CONSIGNE 1: Donnez sous forme de liste numérotée, sans les lignes vides, la partie des enregistrements qui va de leur début jusqu'à la ligne contenant « - text: 2020 二月: [688, 632, 739, 675] », celle-ci incluse.
#### TEXTE FOURNI
D 18 octobre 2011     H 05:02     A     C 0 messages


ABIDJAN - Le gouvernement ivoirien souhaite améliorer l’image de son armée qui connait des réformes majeures, y compris la démobilisation de 10 000 soldats d’ici à la fin de l’année, l’entraînement des troupes et la restructuration des postes existants.

L’armée du pays - les Forces Républicaines de Côte d’Ivoire (FRCI), créée en mars par le président Alassane Ouattara - sera renommée Forces Armées Nationales de Côte d’Ivoire (FANCI).

Les FRCI étaient principalement composées d’anciens membres du groupe rebelle Forces Nouvelles (FN), qui contrôlait auparavant le nord de la Côte d’Ivoire, et de volontaires ; les FANCI seront, elles, composées de 29 000 soldats des anciennes Forces de Défense et de Sécurité (FDS) du président Gbagbo, de 9 000 soldats des FN et de 2 000 volontaires, selon des experts de la sécurité.

Les FRCI inspirent cependant de la méfiance en raison de la division du pays pendant dix ans et du comportement de certains membres des FRCI lors des violences qui se sont produites dans le pays en début d’année. « On a noté une évolution significative au cours de ces deux derniers mois. À la fin de la guerre, les FRCI étaient considérées comme causant l’insécurité et assurant la sécurité à la fois ; aujourd’hui, cela change », a dit Gilles Yabi, chargé de l’Afrique de l’ouest à l’International Crisis Group (ICG).
########
CONSIGNE 2: D'après le texte sur l'armée ivoirienne, quel nouveau nom recevront les Forces Républicaines de Côte d'Ivoire ?
#### DONNÉES ENREGISTRÉES
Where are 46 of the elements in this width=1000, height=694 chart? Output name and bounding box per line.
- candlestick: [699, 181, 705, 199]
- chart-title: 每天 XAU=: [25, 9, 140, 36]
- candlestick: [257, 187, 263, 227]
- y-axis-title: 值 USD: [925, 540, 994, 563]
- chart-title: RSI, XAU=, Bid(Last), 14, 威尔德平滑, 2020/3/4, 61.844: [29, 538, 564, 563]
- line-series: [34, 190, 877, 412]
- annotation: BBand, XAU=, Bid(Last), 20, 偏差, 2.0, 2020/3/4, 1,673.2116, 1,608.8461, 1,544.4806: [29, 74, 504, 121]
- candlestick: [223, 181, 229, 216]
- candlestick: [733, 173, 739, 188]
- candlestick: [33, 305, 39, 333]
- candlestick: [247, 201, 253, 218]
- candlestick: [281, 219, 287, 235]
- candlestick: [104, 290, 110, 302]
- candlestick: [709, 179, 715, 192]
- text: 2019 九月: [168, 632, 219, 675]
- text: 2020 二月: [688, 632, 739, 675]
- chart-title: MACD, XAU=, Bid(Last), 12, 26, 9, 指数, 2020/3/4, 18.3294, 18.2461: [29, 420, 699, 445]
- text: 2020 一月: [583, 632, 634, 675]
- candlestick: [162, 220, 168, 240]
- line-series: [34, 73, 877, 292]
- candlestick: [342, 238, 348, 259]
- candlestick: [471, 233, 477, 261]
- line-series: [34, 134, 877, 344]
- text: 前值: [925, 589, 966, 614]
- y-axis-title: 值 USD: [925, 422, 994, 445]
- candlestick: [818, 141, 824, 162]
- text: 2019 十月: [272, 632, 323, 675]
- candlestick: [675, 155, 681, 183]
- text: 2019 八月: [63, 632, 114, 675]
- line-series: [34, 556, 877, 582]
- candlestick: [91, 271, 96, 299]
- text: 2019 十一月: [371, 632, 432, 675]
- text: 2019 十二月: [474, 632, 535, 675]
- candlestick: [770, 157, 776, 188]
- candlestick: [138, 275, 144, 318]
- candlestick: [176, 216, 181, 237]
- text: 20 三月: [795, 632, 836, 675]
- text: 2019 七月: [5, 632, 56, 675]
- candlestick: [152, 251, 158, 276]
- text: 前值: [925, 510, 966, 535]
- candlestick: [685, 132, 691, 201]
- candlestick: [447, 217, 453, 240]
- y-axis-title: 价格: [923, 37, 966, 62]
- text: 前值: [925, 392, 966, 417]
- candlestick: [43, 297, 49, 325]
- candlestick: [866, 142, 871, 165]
########
SOLUTION 1:
1. Where are 46 of the elements in this width=1000, height=694 chart? Output name and bounding box per line.
2. - candlestick: [699, 181, 705, 199]
3. - chart-title: 每天 XAU=: [25, 9, 140, 36]
4. - candlestick: [257, 187, 263, 227]
5. - y-axis-title: 值 USD: [925, 540, 994, 563]
6. - chart-title: RSI, XAU=, Bid(Last), 14, 威尔德平滑, 2020/3/4, 61.844: [29, 538, 564, 563]
7. - line-series: [34, 190, 877, 412]
8. - annotation: BBand, XAU=, Bid(Last), 20, 偏差, 2.0, 2020/3/4, 1,673.2116, 1,608.8461, 1,544.4806: [29, 74, 504, 121]
9. - candlestick: [223, 181, 229, 216]
10. - candlestick: [733, 173, 739, 188]
11. - candlestick: [33, 305, 39, 333]
12. - candlestick: [247, 201, 253, 218]
13. - candlestick: [281, 219, 287, 235]
14. - candlestick: [104, 290, 110, 302]
15. - candlestick: [709, 179, 715, 192]
16. - text: 2019 九月: [168, 632, 219, 675]
17. - text: 2020 二月: [688, 632, 739, 675]

SOLUTION 2: Forces Armées Nationales de Côte d'Ivoire (FANCI).